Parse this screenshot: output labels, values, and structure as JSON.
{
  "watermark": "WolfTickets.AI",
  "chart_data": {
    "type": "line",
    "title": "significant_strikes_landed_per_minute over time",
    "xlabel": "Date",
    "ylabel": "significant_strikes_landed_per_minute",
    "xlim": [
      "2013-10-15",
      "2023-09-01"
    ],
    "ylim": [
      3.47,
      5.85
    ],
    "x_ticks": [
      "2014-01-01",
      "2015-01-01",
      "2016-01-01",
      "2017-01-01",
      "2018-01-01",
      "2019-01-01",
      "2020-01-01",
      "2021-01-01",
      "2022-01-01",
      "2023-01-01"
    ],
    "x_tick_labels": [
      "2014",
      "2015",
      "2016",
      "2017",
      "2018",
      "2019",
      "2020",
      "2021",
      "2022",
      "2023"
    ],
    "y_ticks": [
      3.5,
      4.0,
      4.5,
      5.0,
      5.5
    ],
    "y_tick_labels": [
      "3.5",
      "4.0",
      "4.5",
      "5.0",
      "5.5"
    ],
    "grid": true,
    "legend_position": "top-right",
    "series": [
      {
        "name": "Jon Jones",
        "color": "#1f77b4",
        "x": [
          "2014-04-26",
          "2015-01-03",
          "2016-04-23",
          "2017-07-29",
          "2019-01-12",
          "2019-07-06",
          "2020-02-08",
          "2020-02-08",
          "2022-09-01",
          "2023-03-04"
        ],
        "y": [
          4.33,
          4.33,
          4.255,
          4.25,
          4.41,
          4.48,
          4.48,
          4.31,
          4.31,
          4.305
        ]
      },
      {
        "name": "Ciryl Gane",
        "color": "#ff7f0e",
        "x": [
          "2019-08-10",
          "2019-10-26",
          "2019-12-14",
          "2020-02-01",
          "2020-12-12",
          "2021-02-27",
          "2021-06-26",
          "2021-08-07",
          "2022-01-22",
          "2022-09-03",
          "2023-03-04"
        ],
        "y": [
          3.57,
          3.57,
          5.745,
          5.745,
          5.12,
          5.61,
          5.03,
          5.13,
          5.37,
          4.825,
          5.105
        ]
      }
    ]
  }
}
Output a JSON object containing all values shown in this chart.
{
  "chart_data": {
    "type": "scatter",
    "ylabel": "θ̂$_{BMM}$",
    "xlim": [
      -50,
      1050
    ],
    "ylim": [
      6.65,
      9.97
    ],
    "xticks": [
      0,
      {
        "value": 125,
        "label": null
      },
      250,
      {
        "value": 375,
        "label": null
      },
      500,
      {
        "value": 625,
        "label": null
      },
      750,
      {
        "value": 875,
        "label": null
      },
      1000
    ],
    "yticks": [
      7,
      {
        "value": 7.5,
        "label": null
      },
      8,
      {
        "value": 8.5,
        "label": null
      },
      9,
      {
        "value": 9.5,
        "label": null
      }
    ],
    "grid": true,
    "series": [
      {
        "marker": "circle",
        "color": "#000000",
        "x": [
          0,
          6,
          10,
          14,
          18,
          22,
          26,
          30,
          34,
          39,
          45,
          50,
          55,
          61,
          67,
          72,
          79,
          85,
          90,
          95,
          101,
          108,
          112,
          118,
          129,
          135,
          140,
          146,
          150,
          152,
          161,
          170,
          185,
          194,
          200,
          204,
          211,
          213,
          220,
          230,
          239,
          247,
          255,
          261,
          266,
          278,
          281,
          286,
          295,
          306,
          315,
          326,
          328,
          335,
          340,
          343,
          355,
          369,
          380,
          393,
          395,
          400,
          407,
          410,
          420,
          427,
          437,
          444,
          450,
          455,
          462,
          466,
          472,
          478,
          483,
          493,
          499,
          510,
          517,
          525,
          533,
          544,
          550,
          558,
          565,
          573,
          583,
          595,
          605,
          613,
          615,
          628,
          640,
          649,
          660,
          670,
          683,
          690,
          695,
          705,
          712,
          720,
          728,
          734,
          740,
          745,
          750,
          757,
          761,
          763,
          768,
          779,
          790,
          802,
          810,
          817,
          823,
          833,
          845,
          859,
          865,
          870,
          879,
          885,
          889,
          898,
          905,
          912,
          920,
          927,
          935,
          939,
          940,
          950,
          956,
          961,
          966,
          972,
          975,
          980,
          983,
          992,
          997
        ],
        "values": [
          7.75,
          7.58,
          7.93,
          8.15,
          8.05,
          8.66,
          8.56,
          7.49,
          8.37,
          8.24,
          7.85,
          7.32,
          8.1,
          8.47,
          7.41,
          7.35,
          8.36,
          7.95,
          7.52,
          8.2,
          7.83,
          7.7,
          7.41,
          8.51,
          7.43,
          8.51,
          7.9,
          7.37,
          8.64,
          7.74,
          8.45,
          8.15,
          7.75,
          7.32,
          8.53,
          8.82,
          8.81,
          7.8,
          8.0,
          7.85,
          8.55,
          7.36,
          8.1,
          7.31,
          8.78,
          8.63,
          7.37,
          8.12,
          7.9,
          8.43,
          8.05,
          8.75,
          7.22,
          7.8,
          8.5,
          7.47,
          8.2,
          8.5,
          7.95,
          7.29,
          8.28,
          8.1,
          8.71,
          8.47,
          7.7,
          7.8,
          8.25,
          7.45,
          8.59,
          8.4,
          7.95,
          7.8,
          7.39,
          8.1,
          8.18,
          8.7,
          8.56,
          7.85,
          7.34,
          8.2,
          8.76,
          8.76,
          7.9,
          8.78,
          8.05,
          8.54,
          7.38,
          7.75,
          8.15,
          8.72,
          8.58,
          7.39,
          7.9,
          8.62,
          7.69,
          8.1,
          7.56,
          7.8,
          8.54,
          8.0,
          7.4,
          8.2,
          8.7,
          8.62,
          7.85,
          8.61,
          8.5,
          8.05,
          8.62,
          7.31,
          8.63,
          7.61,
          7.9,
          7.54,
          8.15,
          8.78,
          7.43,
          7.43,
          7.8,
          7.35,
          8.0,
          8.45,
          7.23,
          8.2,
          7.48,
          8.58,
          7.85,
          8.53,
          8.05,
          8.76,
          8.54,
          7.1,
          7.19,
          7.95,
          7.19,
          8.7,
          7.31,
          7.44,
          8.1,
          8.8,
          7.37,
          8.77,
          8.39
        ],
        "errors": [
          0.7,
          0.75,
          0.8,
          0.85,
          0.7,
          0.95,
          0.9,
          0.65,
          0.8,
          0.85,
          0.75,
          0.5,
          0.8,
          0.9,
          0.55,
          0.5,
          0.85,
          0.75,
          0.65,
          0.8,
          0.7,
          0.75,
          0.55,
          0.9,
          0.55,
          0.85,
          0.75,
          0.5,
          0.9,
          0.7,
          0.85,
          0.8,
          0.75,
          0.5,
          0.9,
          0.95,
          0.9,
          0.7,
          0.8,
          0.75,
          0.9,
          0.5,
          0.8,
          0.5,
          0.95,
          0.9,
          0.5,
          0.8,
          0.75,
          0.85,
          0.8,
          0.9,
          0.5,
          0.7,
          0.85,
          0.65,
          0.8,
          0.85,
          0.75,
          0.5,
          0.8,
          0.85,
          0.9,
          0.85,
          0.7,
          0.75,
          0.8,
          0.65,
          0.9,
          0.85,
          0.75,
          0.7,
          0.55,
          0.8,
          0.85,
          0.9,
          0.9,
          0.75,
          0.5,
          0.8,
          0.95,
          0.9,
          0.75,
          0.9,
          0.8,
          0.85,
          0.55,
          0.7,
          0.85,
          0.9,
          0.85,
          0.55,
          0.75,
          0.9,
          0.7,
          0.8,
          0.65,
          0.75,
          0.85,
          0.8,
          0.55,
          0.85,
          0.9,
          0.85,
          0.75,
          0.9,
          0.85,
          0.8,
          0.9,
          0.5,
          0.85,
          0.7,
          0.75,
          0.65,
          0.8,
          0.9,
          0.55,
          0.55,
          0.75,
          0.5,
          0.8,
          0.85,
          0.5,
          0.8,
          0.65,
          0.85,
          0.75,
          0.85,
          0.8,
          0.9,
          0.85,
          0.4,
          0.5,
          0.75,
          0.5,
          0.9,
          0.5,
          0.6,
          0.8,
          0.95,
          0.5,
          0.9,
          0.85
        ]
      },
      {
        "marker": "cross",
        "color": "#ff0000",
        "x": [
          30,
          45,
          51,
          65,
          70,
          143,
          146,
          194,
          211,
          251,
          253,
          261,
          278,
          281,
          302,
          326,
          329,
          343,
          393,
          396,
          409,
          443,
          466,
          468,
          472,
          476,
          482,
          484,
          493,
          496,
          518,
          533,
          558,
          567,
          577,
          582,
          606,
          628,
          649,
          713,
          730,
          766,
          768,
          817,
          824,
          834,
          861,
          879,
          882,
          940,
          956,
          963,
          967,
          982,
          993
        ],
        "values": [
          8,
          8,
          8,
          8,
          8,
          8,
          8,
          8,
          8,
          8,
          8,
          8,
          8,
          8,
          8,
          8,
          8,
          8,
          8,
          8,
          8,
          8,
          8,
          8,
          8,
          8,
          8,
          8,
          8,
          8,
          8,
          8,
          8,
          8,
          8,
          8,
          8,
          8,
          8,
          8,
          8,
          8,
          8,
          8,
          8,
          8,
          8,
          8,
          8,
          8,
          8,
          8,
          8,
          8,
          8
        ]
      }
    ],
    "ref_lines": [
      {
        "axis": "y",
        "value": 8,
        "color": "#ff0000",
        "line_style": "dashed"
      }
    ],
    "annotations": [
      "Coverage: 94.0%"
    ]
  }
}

> **WHAT THE TASK REQUIRES**
Scan the entries above for the word "this" and collect each line holding it.

> **CORRECT RESPONSE**
Parse this screenshot: output labels, values, and structure as JSON.
Output a JSON object containing all values shown in this chart.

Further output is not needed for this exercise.